▶ _RECORDS TO USE_:
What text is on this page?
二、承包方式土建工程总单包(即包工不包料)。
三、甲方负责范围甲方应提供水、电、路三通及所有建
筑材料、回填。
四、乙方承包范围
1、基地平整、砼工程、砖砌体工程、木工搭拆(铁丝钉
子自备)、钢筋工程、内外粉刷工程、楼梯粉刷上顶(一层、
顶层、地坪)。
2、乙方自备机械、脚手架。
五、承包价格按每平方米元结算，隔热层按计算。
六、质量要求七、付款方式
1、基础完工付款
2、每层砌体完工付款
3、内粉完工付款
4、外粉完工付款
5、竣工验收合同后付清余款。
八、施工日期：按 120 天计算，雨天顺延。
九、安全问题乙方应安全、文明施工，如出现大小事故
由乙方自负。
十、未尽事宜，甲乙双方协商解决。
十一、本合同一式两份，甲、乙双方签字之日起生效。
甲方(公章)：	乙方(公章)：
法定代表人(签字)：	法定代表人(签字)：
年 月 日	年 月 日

* * *

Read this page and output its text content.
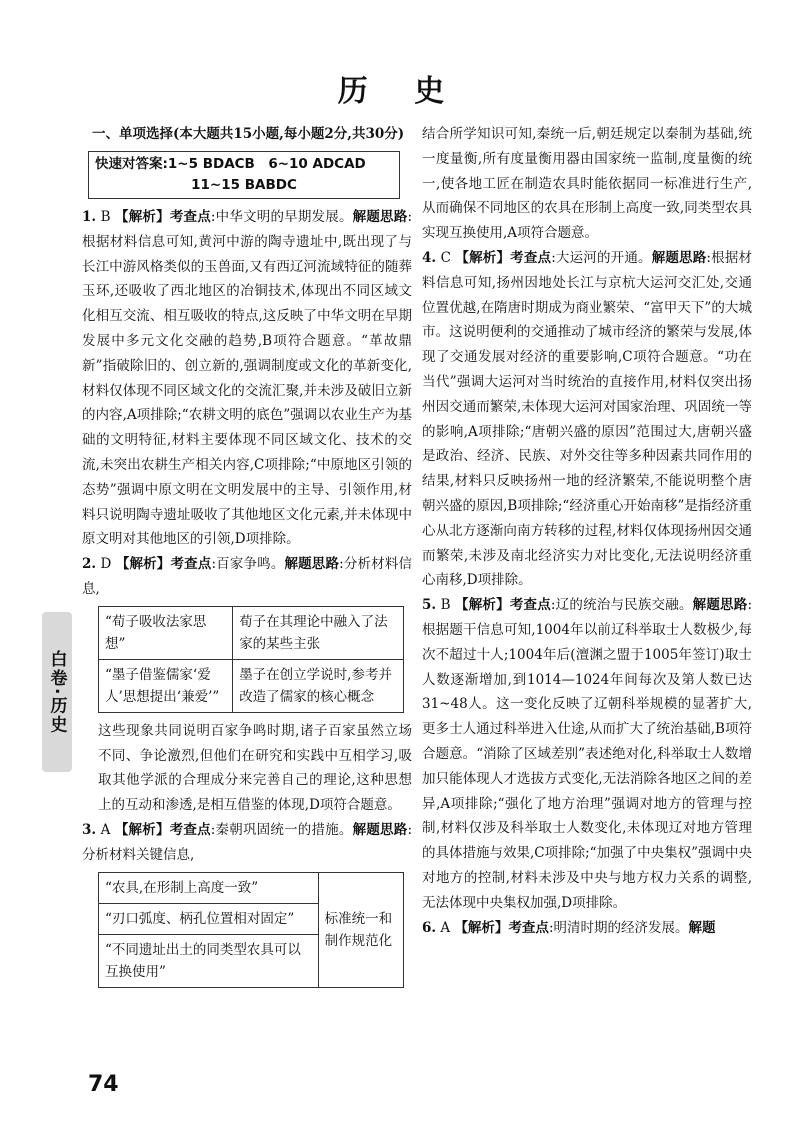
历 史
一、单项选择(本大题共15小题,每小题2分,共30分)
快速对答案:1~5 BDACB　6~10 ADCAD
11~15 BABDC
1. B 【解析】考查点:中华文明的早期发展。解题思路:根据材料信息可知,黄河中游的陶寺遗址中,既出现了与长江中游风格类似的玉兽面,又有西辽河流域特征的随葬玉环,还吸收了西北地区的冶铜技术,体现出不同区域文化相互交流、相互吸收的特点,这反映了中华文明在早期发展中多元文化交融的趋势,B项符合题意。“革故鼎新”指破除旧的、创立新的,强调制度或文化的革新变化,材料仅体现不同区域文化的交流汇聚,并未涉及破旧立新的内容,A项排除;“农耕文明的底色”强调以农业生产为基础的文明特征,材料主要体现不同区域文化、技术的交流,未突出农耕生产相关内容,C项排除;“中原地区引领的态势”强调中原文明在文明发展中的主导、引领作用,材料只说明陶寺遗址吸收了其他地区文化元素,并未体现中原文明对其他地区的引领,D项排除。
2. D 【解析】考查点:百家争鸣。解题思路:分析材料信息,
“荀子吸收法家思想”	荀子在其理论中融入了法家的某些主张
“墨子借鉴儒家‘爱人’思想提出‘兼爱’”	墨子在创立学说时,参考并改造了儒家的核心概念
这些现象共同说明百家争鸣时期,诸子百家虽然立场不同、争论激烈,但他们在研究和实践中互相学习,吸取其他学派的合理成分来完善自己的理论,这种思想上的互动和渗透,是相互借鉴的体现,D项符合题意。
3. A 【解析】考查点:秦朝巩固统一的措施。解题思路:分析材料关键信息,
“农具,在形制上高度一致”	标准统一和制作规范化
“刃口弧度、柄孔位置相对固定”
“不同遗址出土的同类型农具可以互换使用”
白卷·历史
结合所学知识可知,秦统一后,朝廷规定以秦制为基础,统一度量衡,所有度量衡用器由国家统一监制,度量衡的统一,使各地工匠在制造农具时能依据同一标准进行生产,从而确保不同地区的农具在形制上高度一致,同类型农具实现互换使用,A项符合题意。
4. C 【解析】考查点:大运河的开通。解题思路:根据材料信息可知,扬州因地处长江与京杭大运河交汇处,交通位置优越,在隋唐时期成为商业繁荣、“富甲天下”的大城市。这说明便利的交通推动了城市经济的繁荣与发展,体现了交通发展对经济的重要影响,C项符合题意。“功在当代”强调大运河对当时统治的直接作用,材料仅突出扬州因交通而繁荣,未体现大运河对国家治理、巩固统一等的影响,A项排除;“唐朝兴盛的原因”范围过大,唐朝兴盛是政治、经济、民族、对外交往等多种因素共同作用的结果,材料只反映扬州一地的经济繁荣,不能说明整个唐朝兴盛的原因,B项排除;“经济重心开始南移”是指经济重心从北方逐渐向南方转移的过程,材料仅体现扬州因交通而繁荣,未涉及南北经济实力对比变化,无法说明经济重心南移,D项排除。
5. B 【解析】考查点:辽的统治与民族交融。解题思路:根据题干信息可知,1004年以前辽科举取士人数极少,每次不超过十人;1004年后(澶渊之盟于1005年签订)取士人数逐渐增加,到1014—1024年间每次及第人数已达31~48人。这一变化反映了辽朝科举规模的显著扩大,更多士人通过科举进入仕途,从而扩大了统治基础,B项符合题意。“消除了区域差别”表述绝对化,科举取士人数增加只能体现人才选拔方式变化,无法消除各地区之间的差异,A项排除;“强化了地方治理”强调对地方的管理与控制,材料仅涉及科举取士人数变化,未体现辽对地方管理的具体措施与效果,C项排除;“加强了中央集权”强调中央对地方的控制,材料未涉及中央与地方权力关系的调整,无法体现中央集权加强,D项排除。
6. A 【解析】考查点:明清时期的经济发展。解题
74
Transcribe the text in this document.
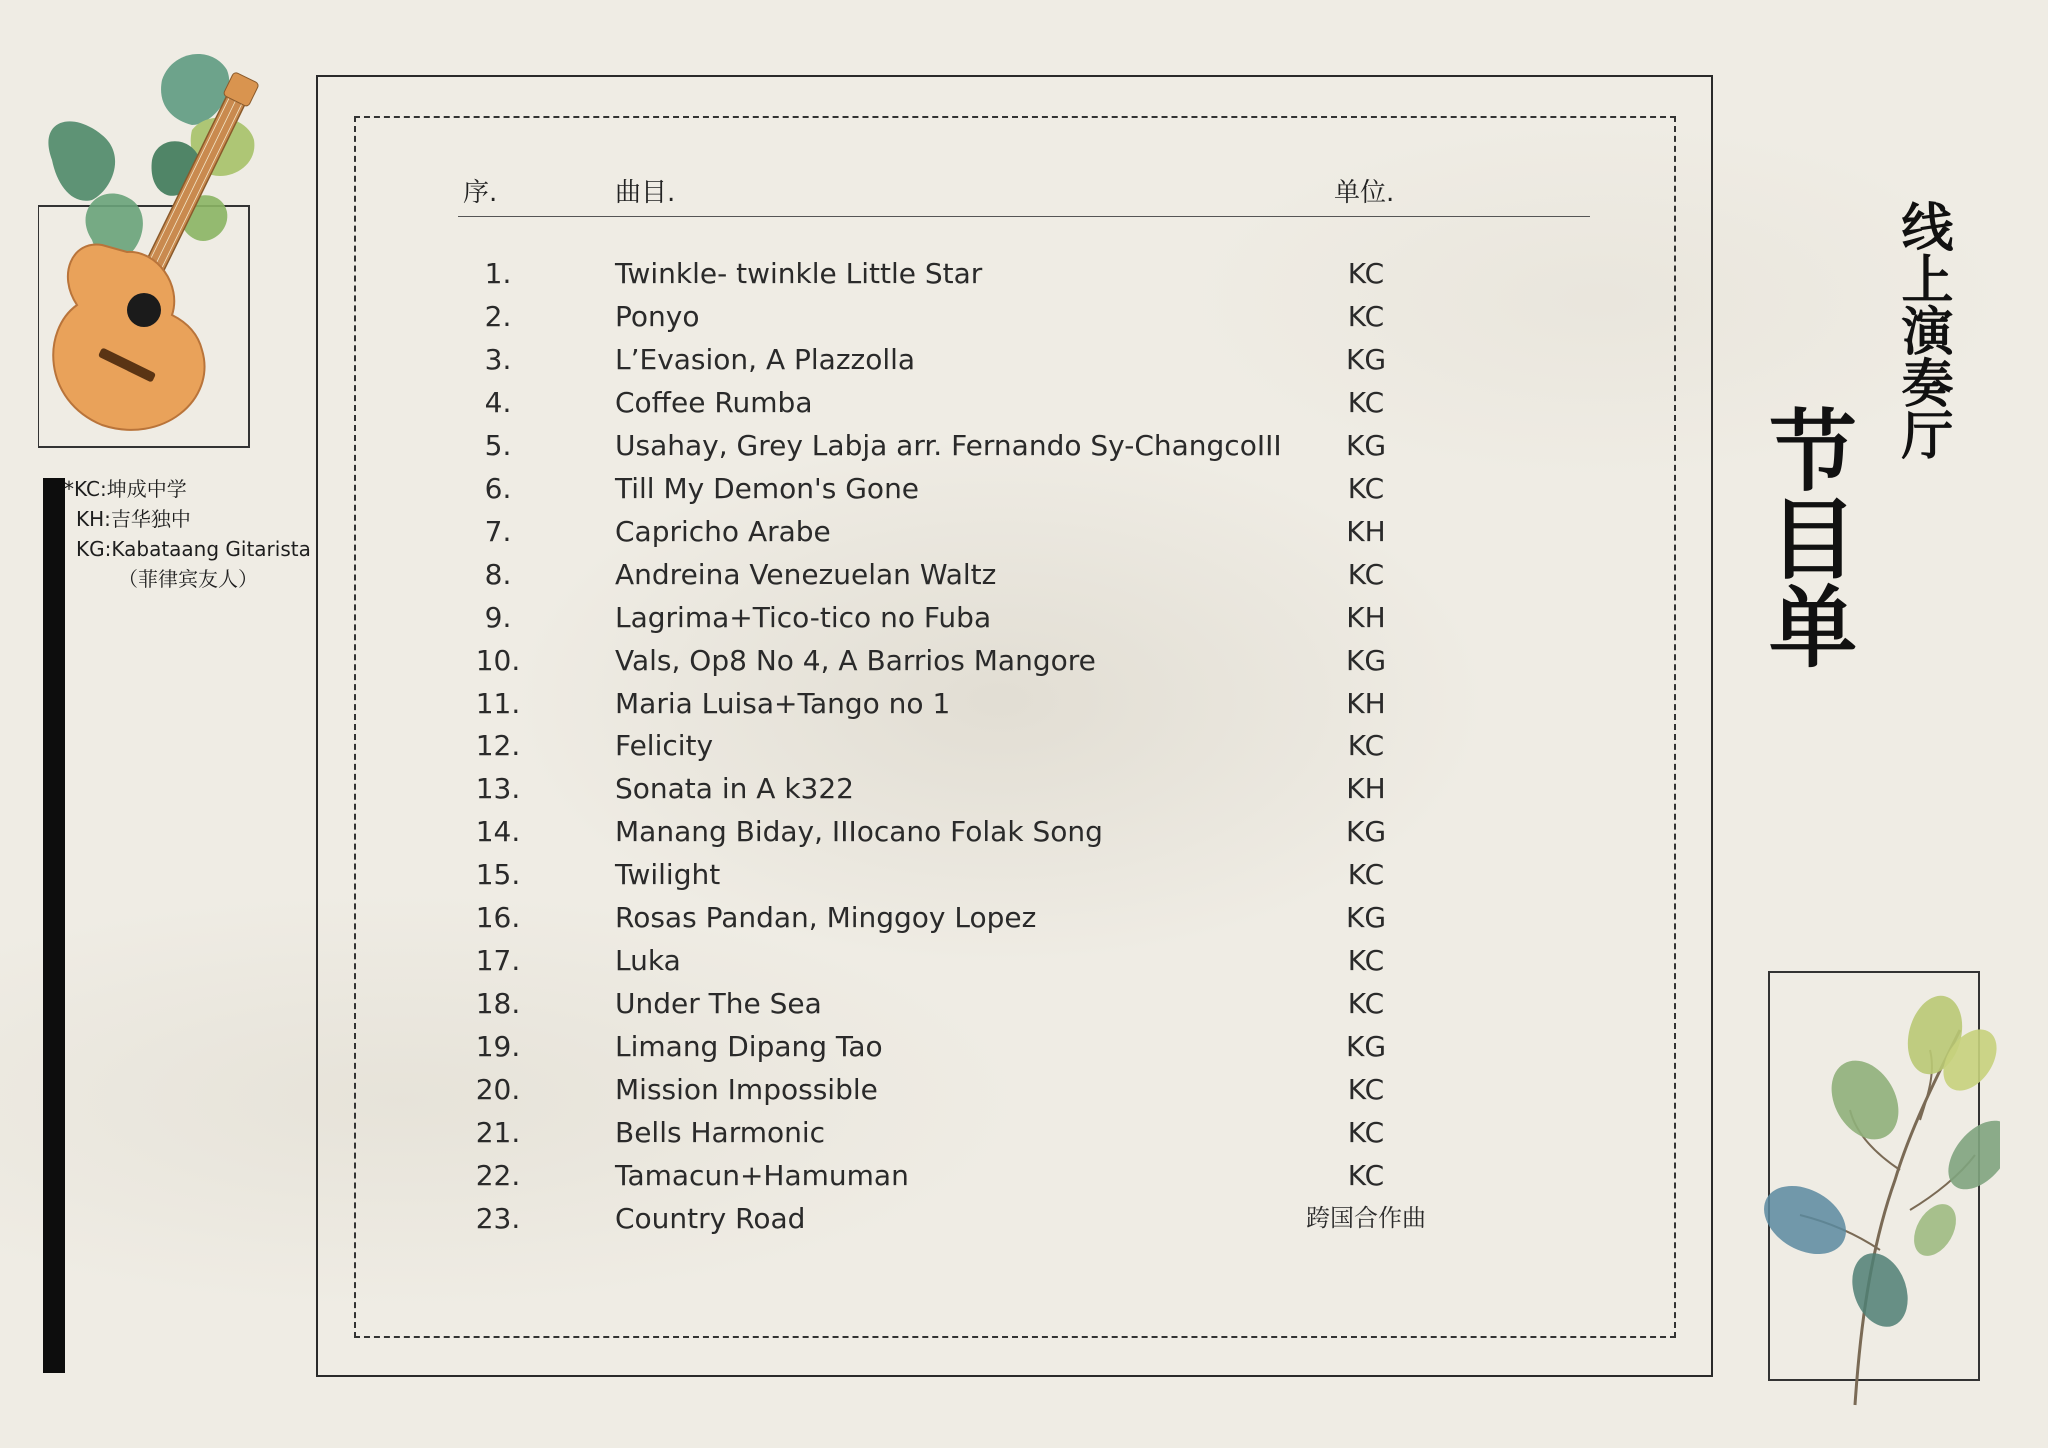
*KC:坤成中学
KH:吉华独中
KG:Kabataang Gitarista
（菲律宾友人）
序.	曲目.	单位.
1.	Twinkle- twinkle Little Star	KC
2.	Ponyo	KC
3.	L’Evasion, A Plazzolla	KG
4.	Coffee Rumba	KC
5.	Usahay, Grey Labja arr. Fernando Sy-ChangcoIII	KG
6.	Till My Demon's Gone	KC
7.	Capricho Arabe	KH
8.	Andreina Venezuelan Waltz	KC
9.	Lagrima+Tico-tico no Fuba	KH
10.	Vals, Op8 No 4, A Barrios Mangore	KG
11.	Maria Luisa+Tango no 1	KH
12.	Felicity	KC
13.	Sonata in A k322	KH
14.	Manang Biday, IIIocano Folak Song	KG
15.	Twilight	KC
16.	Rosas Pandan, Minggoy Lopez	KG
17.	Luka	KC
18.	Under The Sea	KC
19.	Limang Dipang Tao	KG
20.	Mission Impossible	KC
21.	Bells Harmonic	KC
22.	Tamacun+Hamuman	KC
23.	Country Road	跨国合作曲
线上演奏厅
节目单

▶ _YOUR INSTRUCTIONS_:
Find each line holding "根据材料信息可知". Copy it out.

▶ _REPLY TO THE TASK_:
1. B 【解析】考查点:中华文明的早期发展。解题思路:根据材料信息可知,黄河中游的陶寺遗址中,既出现了与长江中游风格类似的玉兽面,又有西辽河流域特征的随葬玉环,还吸收了西北地区的冶铜技术,体现出不同区域文化相互交流、相互吸收的特点,这反映了中华文明在早期发展中多元文化交融的趋势,B项符合题意。“革故鼎新”指破除旧的、创立新的,强调制度或文化的革新变化,材料仅体现不同区域文化的交流汇聚,并未涉及破旧立新的内容,A项排除;“农耕文明的底色”强调以农业生产为基础的文明特征,材料主要体现不同区域文化、技术的交流,未突出农耕生产相关内容,C项排除;“中原地区引领的态势”强调中原文明在文明发展中的主导、引领作用,材料只说明陶寺遗址吸收了其他地区文化元素,并未体现中原文明对其他地区的引领,D项排除。
4. C 【解析】考查点:大运河的开通。解题思路:根据材料信息可知,扬州因地处长江与京杭大运河交汇处,交通位置优越,在隋唐时期成为商业繁荣、“富甲天下”的大城市。这说明便利的交通推动了城市经济的繁荣与发展,体现了交通发展对经济的重要影响,C项符合题意。“功在当代”强调大运河对当时统治的直接作用,材料仅突出扬州因交通而繁荣,未体现大运河对国家治理、巩固统一等的影响,A项排除;“唐朝兴盛的原因”范围过大,唐朝兴盛是政治、经济、民族、对外交往等多种因素共同作用的结果,材料只反映扬州一地的经济繁荣,不能说明整个唐朝兴盛的原因,B项排除;“经济重心开始南移”是指经济重心从北方逐渐向南方转移的过程,材料仅体现扬州因交通而繁荣,未涉及南北经济实力对比变化,无法说明经济重心南移,D项排除。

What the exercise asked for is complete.